Exercise requirements: No images are to be carried over; print all other material exactly as it stands.

Collected data
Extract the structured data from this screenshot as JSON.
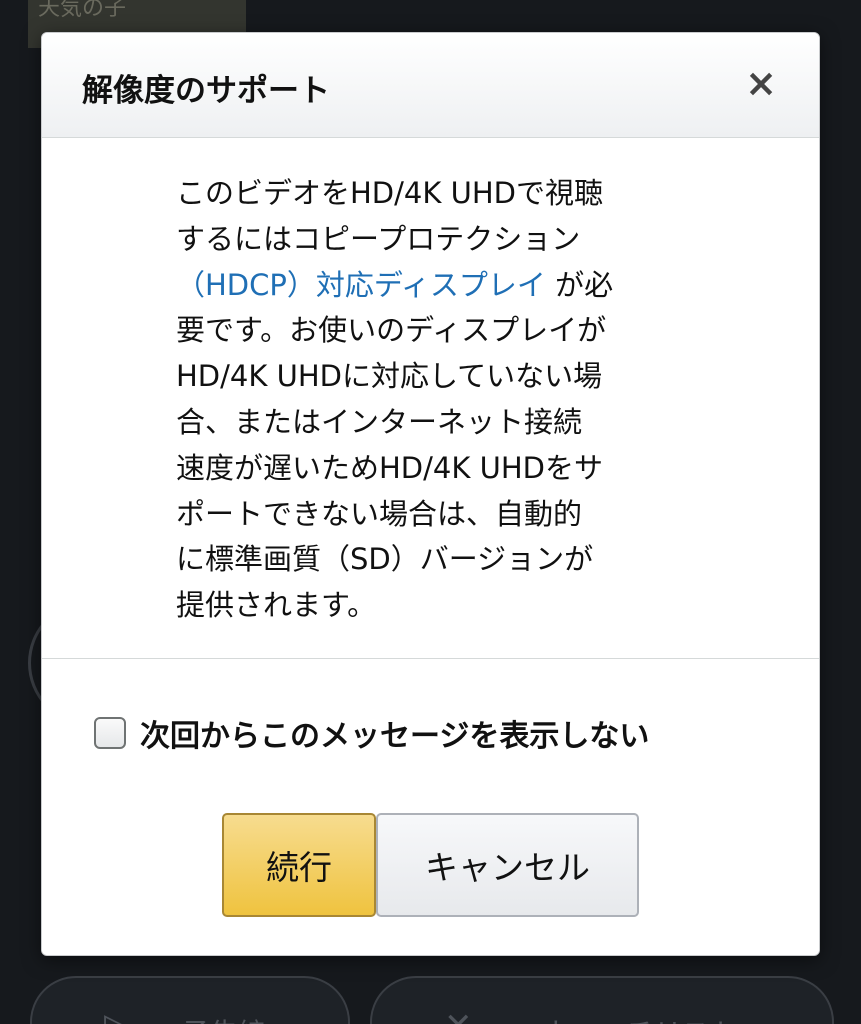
{
  "background": {
    "thumb_text": "天気の子",
    "trailer_label": "予告編",
    "watchlist_label": "ウォッチリスト"
  },
  "dialog": {
    "title": "解像度のサポート",
    "close_label": "×",
    "body": {
      "line1": "このビデオをHD/4K UHDで視聴",
      "line2": "するにはコピープロテクション",
      "link_text": "（HDCP）対応ディスプレイ",
      "line3_suffix": " が必",
      "line4": "要です。お使いのディスプレイが",
      "line5": "HD/4K UHDに対応していない場",
      "line6": "合、またはインターネット接続",
      "line7": "速度が遅いためHD/4K UHDをサ",
      "line8": "ポートできない場合は、自動的",
      "line9": "に標準画質（SD）バージョンが",
      "line10": "提供されます。"
    },
    "checkbox": {
      "label": "次回からこのメッセージを表示しない",
      "checked": false
    },
    "buttons": {
      "continue_label": "続行",
      "cancel_label": "キャンセル"
    }
  },
  "colors": {
    "link": "#1f6fb5",
    "primary_button": "#efc33f",
    "backdrop": "#16191d"
  }
}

Answer to this task:
Extract the structured data from this screenshot as JSON.
{
  "background": {
    "thumb_text": "天気の子",
    "trailer_label": "予告編",
    "watchlist_label": "ウォッチリスト"
  },
  "dialog": {
    "title": "解像度のサポート",
    "close_label": "×",
    "body": {
      "line1": "このビデオをHD/4K UHDで視聴",
      "line2": "するにはコピープロテクション",
      "link_text": "（HDCP）対応ディスプレイ",
      "line3_suffix": " が必",
      "line4": "要です。お使いのディスプレイが",
      "line5": "HD/4K UHDに対応していない場",
      "line6": "合、またはインターネット接続",
      "line7": "速度が遅いためHD/4K UHDをサ",
      "line8": "ポートできない場合は、自動的",
      "line9": "に標準画質（SD）バージョンが",
      "line10": "提供されます。"
    },
    "checkbox": {
      "label": "次回からこのメッセージを表示しない",
      "checked": false
    },
    "buttons": {
      "continue_label": "続行",
      "cancel_label": "キャンセル"
    }
  },
  "colors": {
    "link": "#1f6fb5",
    "primary_button": "#efc33f",
    "backdrop": "#16191d"
  }
}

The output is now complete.